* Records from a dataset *
<<<<

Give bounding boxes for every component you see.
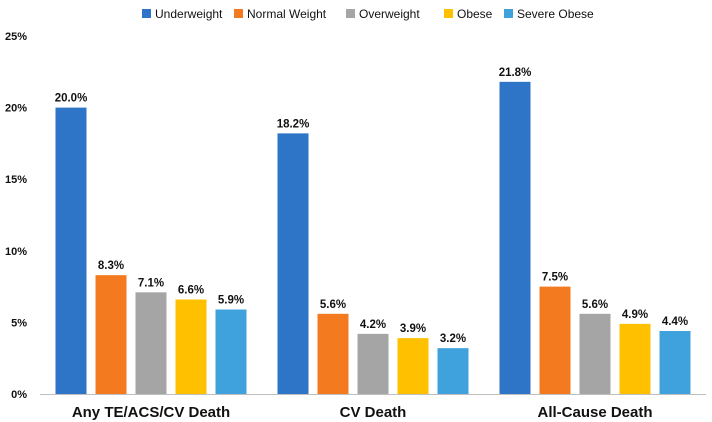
y-tick-label: 25% [5,31,27,43]
bar-severe-obese [215,309,247,394]
bar-severe-obese [659,330,691,394]
bar-obese [397,338,429,394]
y-axis: 0% 5% 10% 15% 20% 25% [5,31,27,401]
y-tick-label: 10% [5,246,27,258]
data-label: 4.2% [360,319,386,331]
data-label: 18.2% [277,118,310,130]
y-tick-label: 15% [5,174,27,186]
bar-overweight [357,333,389,394]
bar-obese [175,299,207,394]
data-label: 8.3% [98,260,124,272]
x-axis: Any TE/ACS/CV Death CV Death All-Cause Dea… [40,394,706,421]
bars [55,81,691,394]
y-tick-label: 5% [11,317,27,329]
legend-item: Severe Obese [504,7,594,21]
data-label: 7.5% [542,272,568,284]
legend-label: Overweight [359,7,420,21]
data-labels: 20.0% 8.3% 7.1% 6.6% 5.9% 18.2% 5.6% 4.2% 3.9% 3.… [55,67,688,345]
bar-underweight [499,81,531,394]
category-label: Any TE/ACS/CV Death [72,404,230,421]
bar-severe-obese [437,348,469,394]
legend-swatch [142,9,151,18]
y-tick-label: 0% [11,389,27,401]
legend-label: Normal Weight [247,7,327,21]
legend-swatch [504,9,513,18]
legend-swatch [234,9,243,18]
bar-obese [619,323,651,394]
category-label: CV Death [340,404,407,421]
data-label: 5.6% [320,299,346,311]
legend-label: Underweight [155,7,223,21]
legend-swatch [444,9,453,18]
data-label: 21.8% [499,67,532,79]
legend-item: Normal Weight [234,7,327,21]
data-label: 3.9% [400,323,426,335]
legend: Underweight Normal Weight Overweight Obese S… [142,7,594,21]
bar-underweight [277,133,309,394]
data-label: 5.6% [582,299,608,311]
bar-overweight [135,292,167,394]
bar-overweight [579,313,611,394]
data-label: 7.1% [138,277,164,289]
legend-item: Overweight [346,7,420,21]
legend-swatch [346,9,355,18]
data-label: 4.9% [622,309,648,321]
category-label: All-Cause Death [537,404,652,421]
bar-underweight [55,107,87,394]
bar-normal-weight [95,275,127,394]
bar-normal-weight [539,286,571,394]
legend-label: Obese [457,7,493,21]
data-label: 5.9% [218,295,244,307]
data-label: 4.4% [662,316,688,328]
data-label: 20.0% [55,93,88,105]
data-label: 3.2% [440,333,466,345]
legend-label: Severe Obese [517,7,594,21]
y-tick-label: 20% [5,103,27,115]
data-label: 6.6% [178,284,204,296]
legend-item: Obese [444,7,493,21]
legend-item: Underweight [142,7,223,21]
bar-normal-weight [317,313,349,394]
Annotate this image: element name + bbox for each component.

>>>>

* Required task *
Please rewrite the records above, substituting "element" for "component" and keeping everything else the same. Omit the pictures.

* Output of the exercise *
Give bounding boxes for every element you see.
y-tick-label: 25% [5,31,27,43]
bar-severe-obese [215,309,247,394]
bar-severe-obese [659,330,691,394]
bar-obese [397,338,429,394]
y-axis: 0% 5% 10% 15% 20% 25% [5,31,27,401]
y-tick-label: 10% [5,246,27,258]
data-label: 4.2% [360,319,386,331]
data-label: 18.2% [277,118,310,130]
y-tick-label: 15% [5,174,27,186]
bar-overweight [357,333,389,394]
bar-obese [175,299,207,394]
data-label: 8.3% [98,260,124,272]
x-axis: Any TE/ACS/CV Death CV Death All-Cause Dea… [40,394,706,421]
bars [55,81,691,394]
y-tick-label: 5% [11,317,27,329]
legend-item: Severe Obese [504,7,594,21]
data-label: 7.5% [542,272,568,284]
legend-label: Overweight [359,7,420,21]
data-labels: 20.0% 8.3% 7.1% 6.6% 5.9% 18.2% 5.6% 4.2% 3.9% 3.… [55,67,688,345]
bar-underweight [499,81,531,394]
category-label: Any TE/ACS/CV Death [72,404,230,421]
bar-severe-obese [437,348,469,394]
legend-swatch [142,9,151,18]
y-tick-label: 0% [11,389,27,401]
legend-label: Normal Weight [247,7,327,21]
legend-swatch [504,9,513,18]
legend-swatch [234,9,243,18]
bar-obese [619,323,651,394]
category-label: CV Death [340,404,407,421]
data-label: 5.6% [320,299,346,311]
legend-label: Underweight [155,7,223,21]
legend-swatch [444,9,453,18]
data-label: 21.8% [499,67,532,79]
legend-item: Normal Weight [234,7,327,21]
data-label: 3.9% [400,323,426,335]
legend: Underweight Normal Weight Overweight Obese S… [142,7,594,21]
bar-underweight [277,133,309,394]
data-label: 5.6% [582,299,608,311]
bar-overweight [135,292,167,394]
bar-overweight [579,313,611,394]
data-label: 7.1% [138,277,164,289]
legend-item: Overweight [346,7,420,21]
legend-swatch [346,9,355,18]
data-label: 4.9% [622,309,648,321]
category-label: All-Cause Death [537,404,652,421]
bar-underweight [55,107,87,394]
bar-normal-weight [95,275,127,394]
bar-normal-weight [539,286,571,394]
legend-label: Obese [457,7,493,21]
data-label: 5.9% [218,295,244,307]
data-label: 4.4% [662,316,688,328]
data-label: 20.0% [55,93,88,105]
data-label: 3.2% [440,333,466,345]
legend-label: Severe Obese [517,7,594,21]
y-tick-label: 20% [5,103,27,115]
data-label: 6.6% [178,284,204,296]
legend-item: Obese [444,7,493,21]
legend-item: Underweight [142,7,223,21]
bar-normal-weight [317,313,349,394]
Annotate this image: element name + bbox for each element.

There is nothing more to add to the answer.